* _Your goal_
Reproduce every entry in the listing without alteration.

══ Listing

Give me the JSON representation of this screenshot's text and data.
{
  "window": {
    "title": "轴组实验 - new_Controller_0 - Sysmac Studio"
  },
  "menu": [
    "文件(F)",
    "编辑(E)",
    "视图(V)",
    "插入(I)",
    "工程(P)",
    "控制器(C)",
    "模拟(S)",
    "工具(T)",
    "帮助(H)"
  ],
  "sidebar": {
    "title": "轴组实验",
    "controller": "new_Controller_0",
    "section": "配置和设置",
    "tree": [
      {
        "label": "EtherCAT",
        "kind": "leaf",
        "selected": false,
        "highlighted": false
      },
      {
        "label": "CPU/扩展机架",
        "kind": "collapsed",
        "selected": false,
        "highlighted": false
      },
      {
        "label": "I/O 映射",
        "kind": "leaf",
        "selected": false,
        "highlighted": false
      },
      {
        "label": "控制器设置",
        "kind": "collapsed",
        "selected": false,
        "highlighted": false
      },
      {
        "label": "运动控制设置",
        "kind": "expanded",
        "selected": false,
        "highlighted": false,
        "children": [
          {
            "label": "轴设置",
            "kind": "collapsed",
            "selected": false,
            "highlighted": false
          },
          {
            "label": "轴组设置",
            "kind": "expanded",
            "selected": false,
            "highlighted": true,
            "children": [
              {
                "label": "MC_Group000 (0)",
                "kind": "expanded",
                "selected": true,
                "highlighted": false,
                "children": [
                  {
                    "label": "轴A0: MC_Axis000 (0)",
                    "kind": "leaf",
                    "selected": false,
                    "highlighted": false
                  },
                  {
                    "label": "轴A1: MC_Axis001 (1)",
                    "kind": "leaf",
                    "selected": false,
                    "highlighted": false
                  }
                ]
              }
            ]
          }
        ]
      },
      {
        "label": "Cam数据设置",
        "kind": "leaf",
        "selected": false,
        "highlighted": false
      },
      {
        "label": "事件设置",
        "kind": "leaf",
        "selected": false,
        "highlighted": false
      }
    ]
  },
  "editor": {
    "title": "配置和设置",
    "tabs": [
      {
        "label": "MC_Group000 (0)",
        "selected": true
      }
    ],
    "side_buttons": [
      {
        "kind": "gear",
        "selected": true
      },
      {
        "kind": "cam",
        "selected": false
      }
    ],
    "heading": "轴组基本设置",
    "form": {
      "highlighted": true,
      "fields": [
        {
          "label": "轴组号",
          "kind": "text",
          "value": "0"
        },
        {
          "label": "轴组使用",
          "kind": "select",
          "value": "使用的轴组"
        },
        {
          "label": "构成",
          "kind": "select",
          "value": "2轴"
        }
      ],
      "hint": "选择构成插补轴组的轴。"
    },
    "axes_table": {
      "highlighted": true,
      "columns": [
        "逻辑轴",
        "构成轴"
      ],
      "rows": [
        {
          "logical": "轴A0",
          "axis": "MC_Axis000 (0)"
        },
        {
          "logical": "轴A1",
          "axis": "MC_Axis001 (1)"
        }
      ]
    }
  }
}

════

* _Solution_
Give me the JSON representation of this screenshot's text and data.
{
  "window": {
    "title": "轴组实验 - new_Controller_0 - Sysmac Studio"
  },
  "menu": [
    "文件(F)",
    "编辑(E)",
    "视图(V)",
    "插入(I)",
    "工程(P)",
    "控制器(C)",
    "模拟(S)",
    "工具(T)",
    "帮助(H)"
  ],
  "sidebar": {
    "title": "轴组实验",
    "controller": "new_Controller_0",
    "section": "配置和设置",
    "tree": [
      {
        "label": "EtherCAT",
        "kind": "leaf",
        "selected": false,
        "highlighted": false
      },
      {
        "label": "CPU/扩展机架",
        "kind": "collapsed",
        "selected": false,
        "highlighted": false
      },
      {
        "label": "I/O 映射",
        "kind": "leaf",
        "selected": false,
        "highlighted": false
      },
      {
        "label": "控制器设置",
        "kind": "collapsed",
        "selected": false,
        "highlighted": false
      },
      {
        "label": "运动控制设置",
        "kind": "expanded",
        "selected": false,
        "highlighted": false,
        "children": [
          {
            "label": "轴设置",
            "kind": "collapsed",
            "selected": false,
            "highlighted": false
          },
          {
            "label": "轴组设置",
            "kind": "expanded",
            "selected": false,
            "highlighted": true,
            "children": [
              {
                "label": "MC_Group000 (0)",
                "kind": "expanded",
                "selected": true,
                "highlighted": false,
                "children": [
                  {
                    "label": "轴A0: MC_Axis000 (0)",
                    "kind": "leaf",
                    "selected": false,
                    "highlighted": false
                  },
                  {
                    "label": "轴A1: MC_Axis001 (1)",
                    "kind": "leaf",
                    "selected": false,
                    "highlighted": false
                  }
                ]
              }
            ]
          }
        ]
      },
      {
        "label": "Cam数据设置",
        "kind": "leaf",
        "selected": false,
        "highlighted": false
      },
      {
        "label": "事件设置",
        "kind": "leaf",
        "selected": false,
        "highlighted": false
      }
    ]
  },
  "editor": {
    "title": "配置和设置",
    "tabs": [
      {
        "label": "MC_Group000 (0)",
        "selected": true
      }
    ],
    "side_buttons": [
      {
        "kind": "gear",
        "selected": true
      },
      {
        "kind": "cam",
        "selected": false
      }
    ],
    "heading": "轴组基本设置",
    "form": {
      "highlighted": true,
      "fields": [
        {
          "label": "轴组号",
          "kind": "text",
          "value": "0"
        },
        {
          "label": "轴组使用",
          "kind": "select",
          "value": "使用的轴组"
        },
        {
          "label": "构成",
          "kind": "select",
          "value": "2轴"
        }
      ],
      "hint": "选择构成插补轴组的轴。"
    },
    "axes_table": {
      "highlighted": true,
      "columns": [
        "逻辑轴",
        "构成轴"
      ],
      "rows": [
        {
          "logical": "轴A0",
          "axis": "MC_Axis000 (0)"
        },
        {
          "logical": "轴A1",
          "axis": "MC_Axis001 (1)"
        }
      ]
    }
  }
}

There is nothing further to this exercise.